Show every line in the entries below where the word "JSON" appears.

—————

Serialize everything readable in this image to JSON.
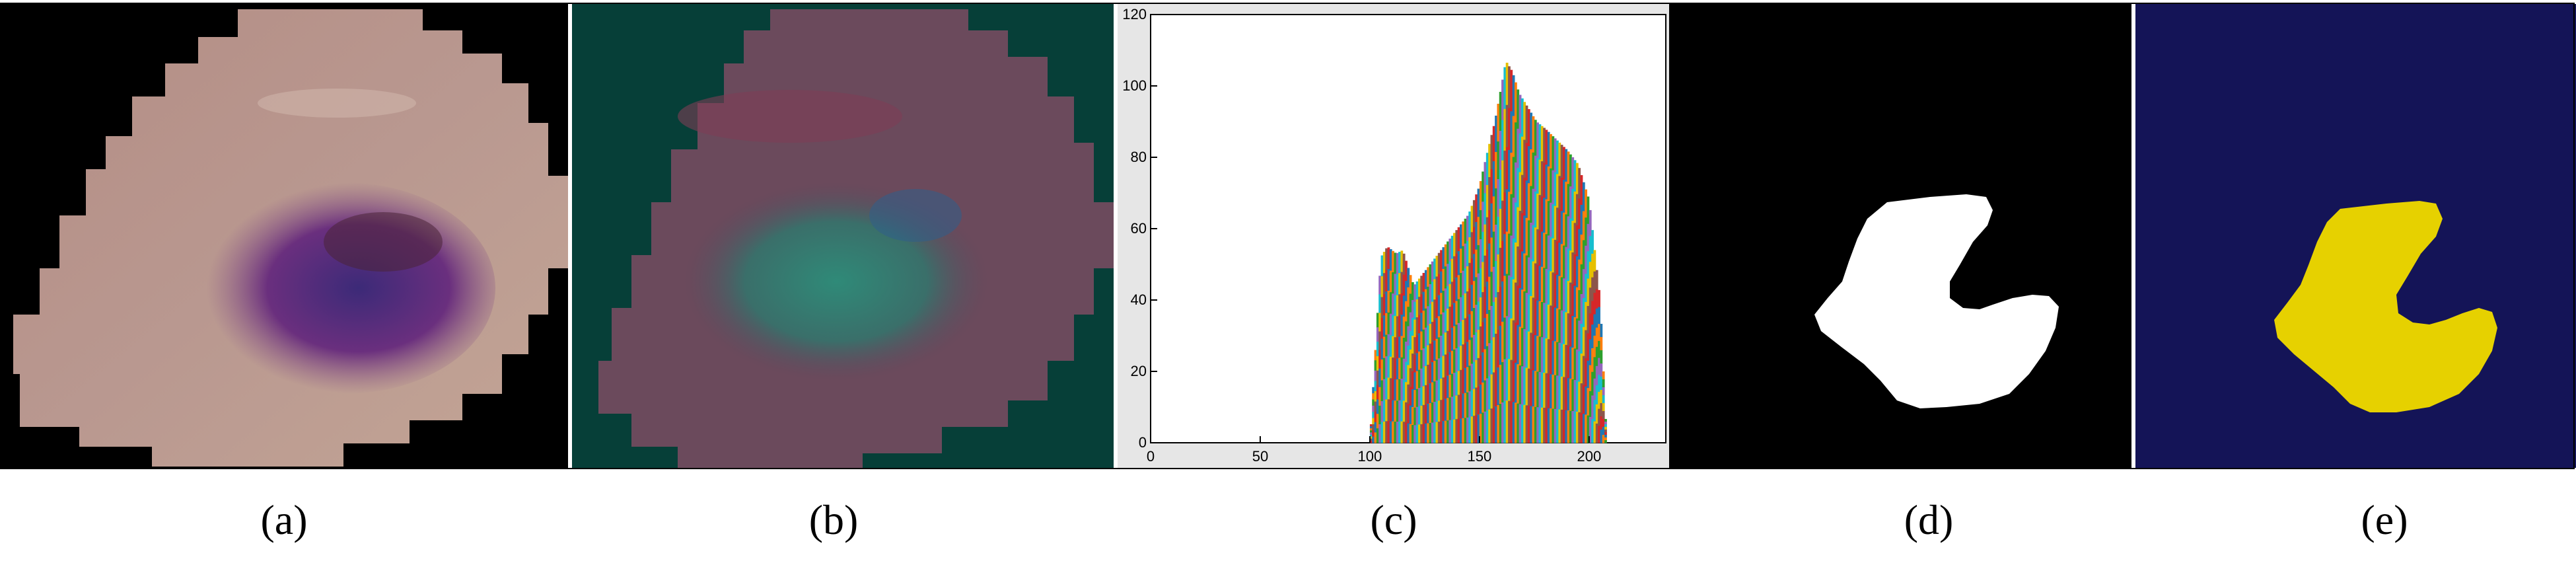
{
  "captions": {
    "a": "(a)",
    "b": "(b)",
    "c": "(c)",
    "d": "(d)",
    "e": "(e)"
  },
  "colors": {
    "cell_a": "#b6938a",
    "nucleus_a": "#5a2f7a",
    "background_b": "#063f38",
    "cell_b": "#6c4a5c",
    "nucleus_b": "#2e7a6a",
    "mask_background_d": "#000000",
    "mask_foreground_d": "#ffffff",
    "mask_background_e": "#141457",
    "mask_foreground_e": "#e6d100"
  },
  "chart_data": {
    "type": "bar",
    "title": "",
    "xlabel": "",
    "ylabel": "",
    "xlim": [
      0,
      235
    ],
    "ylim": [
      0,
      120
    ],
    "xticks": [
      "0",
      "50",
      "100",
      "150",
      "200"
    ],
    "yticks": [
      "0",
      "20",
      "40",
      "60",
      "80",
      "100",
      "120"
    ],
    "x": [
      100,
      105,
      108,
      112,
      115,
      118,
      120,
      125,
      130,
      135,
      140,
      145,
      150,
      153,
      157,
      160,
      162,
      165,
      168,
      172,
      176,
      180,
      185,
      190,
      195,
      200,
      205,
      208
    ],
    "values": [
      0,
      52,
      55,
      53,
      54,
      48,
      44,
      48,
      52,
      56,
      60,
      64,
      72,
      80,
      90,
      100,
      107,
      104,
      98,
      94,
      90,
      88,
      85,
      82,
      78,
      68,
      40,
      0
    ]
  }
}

—————

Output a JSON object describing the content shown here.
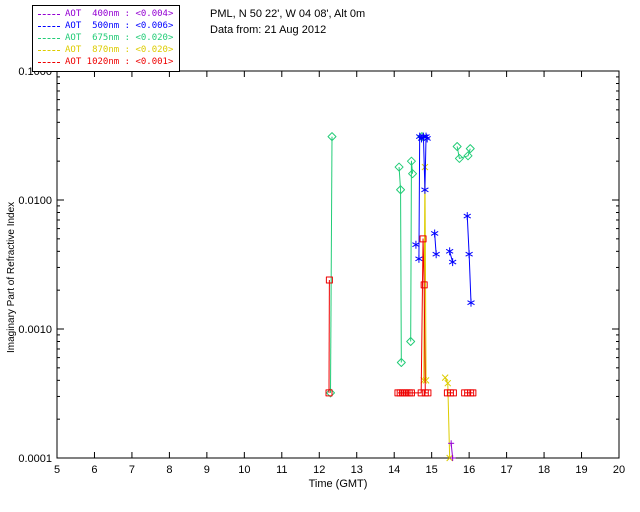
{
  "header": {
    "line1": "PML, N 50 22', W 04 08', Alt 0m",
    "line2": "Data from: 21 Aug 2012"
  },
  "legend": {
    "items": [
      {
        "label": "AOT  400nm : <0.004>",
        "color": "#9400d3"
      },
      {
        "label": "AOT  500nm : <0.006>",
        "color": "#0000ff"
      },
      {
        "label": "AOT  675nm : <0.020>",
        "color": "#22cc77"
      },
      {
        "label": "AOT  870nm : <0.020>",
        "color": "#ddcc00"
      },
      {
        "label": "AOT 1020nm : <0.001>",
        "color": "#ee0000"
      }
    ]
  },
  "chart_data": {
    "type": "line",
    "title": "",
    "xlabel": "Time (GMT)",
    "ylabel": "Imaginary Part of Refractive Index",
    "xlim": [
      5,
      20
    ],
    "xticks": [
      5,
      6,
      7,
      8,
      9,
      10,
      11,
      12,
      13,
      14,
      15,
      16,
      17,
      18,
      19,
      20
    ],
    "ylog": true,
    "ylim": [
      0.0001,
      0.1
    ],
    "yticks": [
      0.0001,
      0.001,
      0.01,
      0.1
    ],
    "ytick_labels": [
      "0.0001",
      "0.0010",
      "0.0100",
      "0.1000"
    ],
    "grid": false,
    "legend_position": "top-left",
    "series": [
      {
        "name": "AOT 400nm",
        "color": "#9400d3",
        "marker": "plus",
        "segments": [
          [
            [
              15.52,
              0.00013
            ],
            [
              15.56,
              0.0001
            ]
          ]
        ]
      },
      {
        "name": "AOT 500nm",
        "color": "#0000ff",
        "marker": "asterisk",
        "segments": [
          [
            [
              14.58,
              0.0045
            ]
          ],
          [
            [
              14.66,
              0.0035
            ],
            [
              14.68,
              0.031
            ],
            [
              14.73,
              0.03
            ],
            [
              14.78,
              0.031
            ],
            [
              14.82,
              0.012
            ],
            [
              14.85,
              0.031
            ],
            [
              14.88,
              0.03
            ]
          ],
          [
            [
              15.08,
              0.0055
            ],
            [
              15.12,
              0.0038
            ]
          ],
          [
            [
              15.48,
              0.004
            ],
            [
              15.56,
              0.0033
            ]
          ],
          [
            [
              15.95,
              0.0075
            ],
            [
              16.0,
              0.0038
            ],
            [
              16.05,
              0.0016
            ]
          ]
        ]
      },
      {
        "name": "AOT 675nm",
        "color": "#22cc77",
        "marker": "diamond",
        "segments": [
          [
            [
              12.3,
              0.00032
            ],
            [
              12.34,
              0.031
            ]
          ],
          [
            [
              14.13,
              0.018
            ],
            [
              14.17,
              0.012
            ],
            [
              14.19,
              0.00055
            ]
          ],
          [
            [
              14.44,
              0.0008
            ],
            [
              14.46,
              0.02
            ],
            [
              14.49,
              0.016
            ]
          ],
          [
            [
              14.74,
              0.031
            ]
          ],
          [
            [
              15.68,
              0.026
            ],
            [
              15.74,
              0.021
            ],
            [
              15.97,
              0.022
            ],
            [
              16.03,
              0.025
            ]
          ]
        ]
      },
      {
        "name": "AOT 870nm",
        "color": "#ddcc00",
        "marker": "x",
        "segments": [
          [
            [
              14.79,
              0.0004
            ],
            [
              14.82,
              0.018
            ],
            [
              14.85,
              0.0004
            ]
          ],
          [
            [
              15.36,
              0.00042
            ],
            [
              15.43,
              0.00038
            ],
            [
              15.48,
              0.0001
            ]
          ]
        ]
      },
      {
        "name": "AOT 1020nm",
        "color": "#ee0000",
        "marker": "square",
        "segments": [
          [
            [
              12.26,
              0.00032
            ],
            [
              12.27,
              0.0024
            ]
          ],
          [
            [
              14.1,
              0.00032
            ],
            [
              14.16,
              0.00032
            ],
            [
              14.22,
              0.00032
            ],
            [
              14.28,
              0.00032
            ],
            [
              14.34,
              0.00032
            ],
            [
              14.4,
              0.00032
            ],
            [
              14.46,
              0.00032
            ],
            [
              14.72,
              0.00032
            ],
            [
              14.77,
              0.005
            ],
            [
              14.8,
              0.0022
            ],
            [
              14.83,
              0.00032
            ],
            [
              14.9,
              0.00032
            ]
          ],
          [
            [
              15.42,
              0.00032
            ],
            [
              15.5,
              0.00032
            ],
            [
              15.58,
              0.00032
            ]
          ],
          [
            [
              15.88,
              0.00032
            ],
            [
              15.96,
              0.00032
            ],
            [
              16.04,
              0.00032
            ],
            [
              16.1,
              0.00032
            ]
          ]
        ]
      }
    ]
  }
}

—————

> [Output for this task]:
Serialize everything readable in this image to JSON.
Output a JSON object describing the content shown here.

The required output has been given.